:: Provided records ::

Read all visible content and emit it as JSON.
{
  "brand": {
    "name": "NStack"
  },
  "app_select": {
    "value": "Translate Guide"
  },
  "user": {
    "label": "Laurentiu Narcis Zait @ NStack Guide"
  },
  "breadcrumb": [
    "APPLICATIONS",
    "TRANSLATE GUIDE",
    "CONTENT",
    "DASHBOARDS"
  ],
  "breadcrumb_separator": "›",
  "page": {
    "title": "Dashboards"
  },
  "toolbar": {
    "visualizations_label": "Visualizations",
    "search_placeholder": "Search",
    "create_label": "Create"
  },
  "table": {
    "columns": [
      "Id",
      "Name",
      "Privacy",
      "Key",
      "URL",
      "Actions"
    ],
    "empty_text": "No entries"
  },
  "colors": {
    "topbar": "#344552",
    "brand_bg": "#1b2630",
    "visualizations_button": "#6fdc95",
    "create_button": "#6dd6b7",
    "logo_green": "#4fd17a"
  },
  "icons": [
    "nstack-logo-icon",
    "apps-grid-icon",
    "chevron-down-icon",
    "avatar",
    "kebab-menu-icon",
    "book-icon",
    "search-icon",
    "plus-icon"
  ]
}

:::

Task instructions
Your task is to reproduce the whole listing exactly.

Solution for this exercise
Read all visible content and emit it as JSON.
{
  "brand": {
    "name": "NStack"
  },
  "app_select": {
    "value": "Translate Guide"
  },
  "user": {
    "label": "Laurentiu Narcis Zait @ NStack Guide"
  },
  "breadcrumb": [
    "APPLICATIONS",
    "TRANSLATE GUIDE",
    "CONTENT",
    "DASHBOARDS"
  ],
  "breadcrumb_separator": "›",
  "page": {
    "title": "Dashboards"
  },
  "toolbar": {
    "visualizations_label": "Visualizations",
    "search_placeholder": "Search",
    "create_label": "Create"
  },
  "table": {
    "columns": [
      "Id",
      "Name",
      "Privacy",
      "Key",
      "URL",
      "Actions"
    ],
    "empty_text": "No entries"
  },
  "colors": {
    "topbar": "#344552",
    "brand_bg": "#1b2630",
    "visualizations_button": "#6fdc95",
    "create_button": "#6dd6b7",
    "logo_green": "#4fd17a"
  },
  "icons": [
    "nstack-logo-icon",
    "apps-grid-icon",
    "chevron-down-icon",
    "avatar",
    "kebab-menu-icon",
    "book-icon",
    "search-icon",
    "plus-icon"
  ]
}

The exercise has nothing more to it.